# OPDRACHT 1
Som alle afkortingen op die in de tekst over heroverweging in de bezwaarschriftprocedure voorkomen. Noem elke afkorting één keer.

□ □ □ □ □

2. Voor zover de heroverweging daartoe aanleiding geeft, herroept het bestuursorgaan het bestreden besluit en neemt het voor zover nodig in de plaats daarvan een nieuw besluit.

 

Dit artikel is met ingang van 1 januari 1994 ingevoerd bij wet van 4 juni 1992 Stb. 315 (wetsvoorstel 21 221)

[bron: PG Awb I, p. 346-350]

VO = VvW, behoudens lid 2 dat in het VO luidde: Voor zover het bestuursorgaan het bezwaar gegrond acht, herroept het het bestreden besluit en neemt het zo nodig in plaats daarvan een nieuw besluit.

Tekst RvS = VvW, behoudens lid 2 dat in de Tekst RvS luidde: Voor zover het bestuursorgaan het bezwaar gegrond acht, herroept het het bestreden besluit en neemt het voor zover nodig in plaats daarvan een nieuw besluit.

Advies RvS

Naar het de Raad voorkomt, doet deze bepaling geen recht aan de eigen aard van de bezwaarschriftpro­cedure. Daarbij dient een volledige heroverweging van het bestreden besluit in primo plaats te vinden, dat wil zeggen op basis van alle alsdan bekend zijnde feiten en omstandig­heden. Die volledige heroverweging mag niet afhangen van de vraag of het bezwaar op zichzelf gegrond te achten is. Dat zou het bestuurs­orgaan het verwijt kunnen opleveren bij de voorbereiding van de beslissing op bezwaarschrift niet voldoende zorgvuldigheid te hebben betracht.
Voorts vraagt de Raad zich af of deze bepaling onverkort kan gelden in het fiscale recht, nu in de toelichting wordt opgemerkt dat het bezwaarschrift niet mag leiden tot een verslechtering van de positie van de indiener. Immers, ingevolge artikel 16 van de Algemene wet inzake rijksbelastingen kan de inspecteur te weinig geheven belasting navorderen, indien blijkt dat een aanslag tot een te laag bedrag is vastgesteld. Zou de inspecteur naar aanleiding van een bezwaarschrift tot de conclusie komen dat van dit laatste sprake is, dan lijkt de onderhavige bepaling evenwel aan deze navorderings­aanslag in de weg te staan. Een dergelijk onbedoeld neveneffect ware te voorkomen. Aan de hiervoor genoemde aspecten dient aandacht te worden besteed.

Nader rapport

Inderdaad dient in de bezwaar­schriftprocedure een volledige heroverweging van het bestreden besluit plaats te vinden. Die herover­weging is ook niet gebonden aan de argumenten of omstandigheden die in het bezwaarschrift aan de orde zijn gesteld. De aanhef van het tweede lid wekte echter ten onrechte de indruk dat dit laatste wel het geval zou zijn. Daarom is de redactie ervan gewijzigd en is de memorie van toelichting verduidelijkt.

□ □ □ □ □

# OPDRACHT 2
Schrijf uit de rijen letterlijk het gedeelte uit dat begint bij de regel met "day-info: Sunrise: 6:22" en eindigt bij de regel met "day-number: 5 bbox=[567, 100, 658, 115]". Beide regels horen erbij.

□ □ □ □ □

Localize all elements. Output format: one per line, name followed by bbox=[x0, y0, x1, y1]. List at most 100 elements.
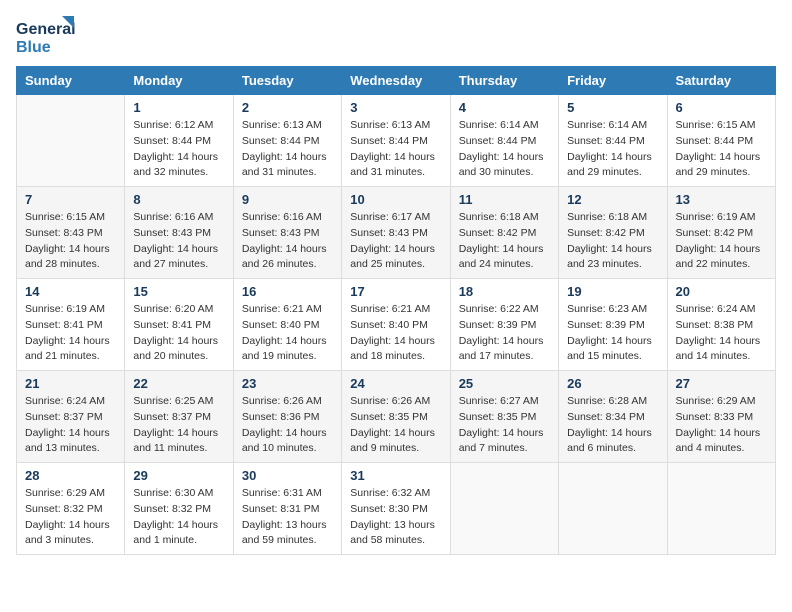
day-info: Sunrise: 6:22 AMSunset: 8:39 PMDaylight:… bbox=[459, 302, 550, 365]
day-number: 20 bbox=[676, 284, 767, 299]
day-info: Sunrise: 6:14 AMSunset: 8:44 PMDaylight:… bbox=[567, 118, 658, 181]
header-sunday: Sunday bbox=[17, 67, 125, 95]
calendar-cell: 20 Sunrise: 6:24 AMSunset: 8:38 PMDayligh… bbox=[667, 279, 775, 371]
calendar-cell: 2 Sunrise: 6:13 AMSunset: 8:44 PMDaylight… bbox=[233, 95, 341, 187]
day-number: 15 bbox=[133, 284, 224, 299]
logo: GeneralBlue bbox=[16, 16, 76, 58]
day-number: 5 bbox=[567, 100, 658, 115]
day-info: Sunrise: 6:18 AMSunset: 8:42 PMDaylight:… bbox=[459, 210, 550, 273]
day-number: 17 bbox=[350, 284, 441, 299]
day-number: 16 bbox=[242, 284, 333, 299]
day-number: 10 bbox=[350, 192, 441, 207]
header-thursday: Thursday bbox=[450, 67, 558, 95]
day-info: Sunrise: 6:21 AMSunset: 8:40 PMDaylight:… bbox=[350, 302, 441, 365]
day-number: 9 bbox=[242, 192, 333, 207]
calendar-cell: 16 Sunrise: 6:21 AMSunset: 8:40 PMDayligh… bbox=[233, 279, 341, 371]
day-info: Sunrise: 6:20 AMSunset: 8:41 PMDaylight:… bbox=[133, 302, 224, 365]
day-number: 19 bbox=[567, 284, 658, 299]
calendar-cell: 21Sunrise: 6:24 AMSunset: 8:37 PMDayligh… bbox=[17, 371, 125, 463]
day-number: 29 bbox=[133, 468, 224, 483]
day-info: Sunrise: 6:15 AMSunset: 8:43 PMDaylight:… bbox=[25, 210, 116, 273]
calendar-cell: 24Sunrise: 6:26 AMSunset: 8:35 PMDayligh… bbox=[342, 371, 450, 463]
day-number: 6 bbox=[676, 100, 767, 115]
week-row-3: 14Sunrise: 6:19 AMSunset: 8:41 PMDayligh… bbox=[17, 279, 776, 371]
day-number: 4 bbox=[459, 100, 550, 115]
day-number: 26 bbox=[567, 376, 658, 391]
calendar-cell: 7 Sunrise: 6:15 AMSunset: 8:43 PMDaylight… bbox=[17, 187, 125, 279]
header-monday: Monday bbox=[125, 67, 233, 95]
calendar-cell: 9 Sunrise: 6:16 AMSunset: 8:43 PMDaylight… bbox=[233, 187, 341, 279]
day-number: 27 bbox=[676, 376, 767, 391]
calendar-cell: 22 Sunrise: 6:25 AMSunset: 8:37 PMDayligh… bbox=[125, 371, 233, 463]
day-number: 22 bbox=[133, 376, 224, 391]
day-info: Sunrise: 6:26 AMSunset: 8:36 PMDaylight:… bbox=[242, 394, 333, 457]
day-info: Sunrise: 6:13 AMSunset: 8:44 PMDaylight:… bbox=[242, 118, 333, 181]
calendar-cell: 28Sunrise: 6:29 AMSunset: 8:32 PMDayligh… bbox=[17, 463, 125, 555]
day-info: Sunrise: 6:24 AMSunset: 8:38 PMDaylight:… bbox=[676, 302, 767, 365]
day-info: Sunrise: 6:32 AMSunset: 8:30 PMDaylight:… bbox=[350, 486, 441, 549]
calendar-cell: 23Sunrise: 6:26 AMSunset: 8:36 PMDayligh… bbox=[233, 371, 341, 463]
day-number: 11 bbox=[459, 192, 550, 207]
calendar-cell: 15 Sunrise: 6:20 AMSunset: 8:41 PMDayligh… bbox=[125, 279, 233, 371]
header-saturday: Saturday bbox=[667, 67, 775, 95]
calendar-cell bbox=[450, 463, 558, 555]
logo-svg: GeneralBlue bbox=[16, 16, 76, 58]
calendar-cell: 31 Sunrise: 6:32 AMSunset: 8:30 PMDayligh… bbox=[342, 463, 450, 555]
calendar-cell: 11 Sunrise: 6:18 AMSunset: 8:42 PMDayligh… bbox=[450, 187, 558, 279]
day-info: Sunrise: 6:15 AMSunset: 8:44 PMDaylight:… bbox=[676, 118, 767, 181]
day-info: Sunrise: 6:18 AMSunset: 8:42 PMDaylight:… bbox=[567, 210, 658, 273]
day-info: Sunrise: 6:16 AMSunset: 8:43 PMDaylight:… bbox=[242, 210, 333, 273]
day-info: Sunrise: 6:28 AMSunset: 8:34 PMDaylight:… bbox=[567, 394, 658, 457]
svg-text:General: General bbox=[16, 21, 76, 38]
day-number: 12 bbox=[567, 192, 658, 207]
day-info: Sunrise: 6:30 AMSunset: 8:32 PMDaylight:… bbox=[133, 486, 224, 549]
day-info: Sunrise: 6:29 AMSunset: 8:33 PMDaylight:… bbox=[676, 394, 767, 457]
day-number: 3 bbox=[350, 100, 441, 115]
calendar-cell: 25Sunrise: 6:27 AMSunset: 8:35 PMDayligh… bbox=[450, 371, 558, 463]
calendar-cell: 4 Sunrise: 6:14 AMSunset: 8:44 PMDaylight… bbox=[450, 95, 558, 187]
calendar-cell: 5 Sunrise: 6:14 AMSunset: 8:44 PMDaylight… bbox=[559, 95, 667, 187]
calendar-cell: 17 Sunrise: 6:21 AMSunset: 8:40 PMDayligh… bbox=[342, 279, 450, 371]
header-friday: Friday bbox=[559, 67, 667, 95]
day-number: 13 bbox=[676, 192, 767, 207]
calendar-cell: 3Sunrise: 6:13 AMSunset: 8:44 PMDaylight… bbox=[342, 95, 450, 187]
calendar-cell: 26 Sunrise: 6:28 AMSunset: 8:34 PMDayligh… bbox=[559, 371, 667, 463]
day-number: 1 bbox=[133, 100, 224, 115]
day-info: Sunrise: 6:29 AMSunset: 8:32 PMDaylight:… bbox=[25, 486, 116, 549]
day-number: 18 bbox=[459, 284, 550, 299]
day-info: Sunrise: 6:14 AMSunset: 8:44 PMDaylight:… bbox=[459, 118, 550, 181]
day-info: Sunrise: 6:27 AMSunset: 8:35 PMDaylight:… bbox=[459, 394, 550, 457]
calendar-cell bbox=[667, 463, 775, 555]
day-info: Sunrise: 6:21 AMSunset: 8:40 PMDaylight:… bbox=[242, 302, 333, 365]
day-number: 31 bbox=[350, 468, 441, 483]
calendar-cell: 12 Sunrise: 6:18 AMSunset: 8:42 PMDayligh… bbox=[559, 187, 667, 279]
day-info: Sunrise: 6:31 AMSunset: 8:31 PMDaylight:… bbox=[242, 486, 333, 549]
day-info: Sunrise: 6:12 AMSunset: 8:44 PMDaylight:… bbox=[133, 118, 224, 181]
day-number: 21 bbox=[25, 376, 116, 391]
day-info: Sunrise: 6:16 AMSunset: 8:43 PMDaylight:… bbox=[133, 210, 224, 273]
calendar-cell: 14Sunrise: 6:19 AMSunset: 8:41 PMDayligh… bbox=[17, 279, 125, 371]
day-info: Sunrise: 6:23 AMSunset: 8:39 PMDaylight:… bbox=[567, 302, 658, 365]
calendar-table: SundayMondayTuesdayWednesdayThursdayFrid… bbox=[16, 66, 776, 555]
calendar-cell: 1 Sunrise: 6:12 AMSunset: 8:44 PMDaylight… bbox=[125, 95, 233, 187]
calendar-cell: 19 Sunrise: 6:23 AMSunset: 8:39 PMDayligh… bbox=[559, 279, 667, 371]
calendar-cell: 27 Sunrise: 6:29 AMSunset: 8:33 PMDayligh… bbox=[667, 371, 775, 463]
day-number: 2 bbox=[242, 100, 333, 115]
header-wednesday: Wednesday bbox=[342, 67, 450, 95]
week-row-1: 1 Sunrise: 6:12 AMSunset: 8:44 PMDaylight… bbox=[17, 95, 776, 187]
calendar-cell: 10Sunrise: 6:17 AMSunset: 8:43 PMDayligh… bbox=[342, 187, 450, 279]
week-row-4: 21Sunrise: 6:24 AMSunset: 8:37 PMDayligh… bbox=[17, 371, 776, 463]
day-number: 30 bbox=[242, 468, 333, 483]
day-number: 8 bbox=[133, 192, 224, 207]
calendar-cell: 30 Sunrise: 6:31 AMSunset: 8:31 PMDayligh… bbox=[233, 463, 341, 555]
day-number: 7 bbox=[25, 192, 116, 207]
calendar-cell: 13 Sunrise: 6:19 AMSunset: 8:42 PMDayligh… bbox=[667, 187, 775, 279]
calendar-cell: 29 Sunrise: 6:30 AMSunset: 8:32 PMDayligh… bbox=[125, 463, 233, 555]
day-info: Sunrise: 6:25 AMSunset: 8:37 PMDaylight:… bbox=[133, 394, 224, 457]
calendar-cell: 6 Sunrise: 6:15 AMSunset: 8:44 PMDaylight… bbox=[667, 95, 775, 187]
day-info: Sunrise: 6:19 AMSunset: 8:42 PMDaylight:… bbox=[676, 210, 767, 273]
header-tuesday: Tuesday bbox=[233, 67, 341, 95]
day-number: 24 bbox=[350, 376, 441, 391]
page-header: GeneralBlue bbox=[16, 16, 776, 58]
calendar-cell: 18 Sunrise: 6:22 AMSunset: 8:39 PMDayligh… bbox=[450, 279, 558, 371]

□ □ □ □ □

# JUIST ANTWOORD 1
Stb., PG, Awb, p., VO, VvW, RvS

# JUIST ANTWOORD 2
day-info: Sunrise: 6:22 AMSunset: 8:39 PMDaylight:… bbox=[459, 302, 550, 365]
day-number: 20 bbox=[676, 284, 767, 299]
day-info: Sunrise: 6:14 AMSunset: 8:44 PMDaylight:… bbox=[567, 118, 658, 181]
header-sunday: Sunday bbox=[17, 67, 125, 95]
calendar-cell: 20 Sunrise: 6:24 AMSunset: 8:38 PMDayligh… bbox=[667, 279, 775, 371]
calendar-cell: 2 Sunrise: 6:13 AMSunset: 8:44 PMDaylight… bbox=[233, 95, 341, 187]
day-number: 15 bbox=[133, 284, 224, 299]
logo: GeneralBlue bbox=[16, 16, 76, 58]
day-number: 5 bbox=[567, 100, 658, 115]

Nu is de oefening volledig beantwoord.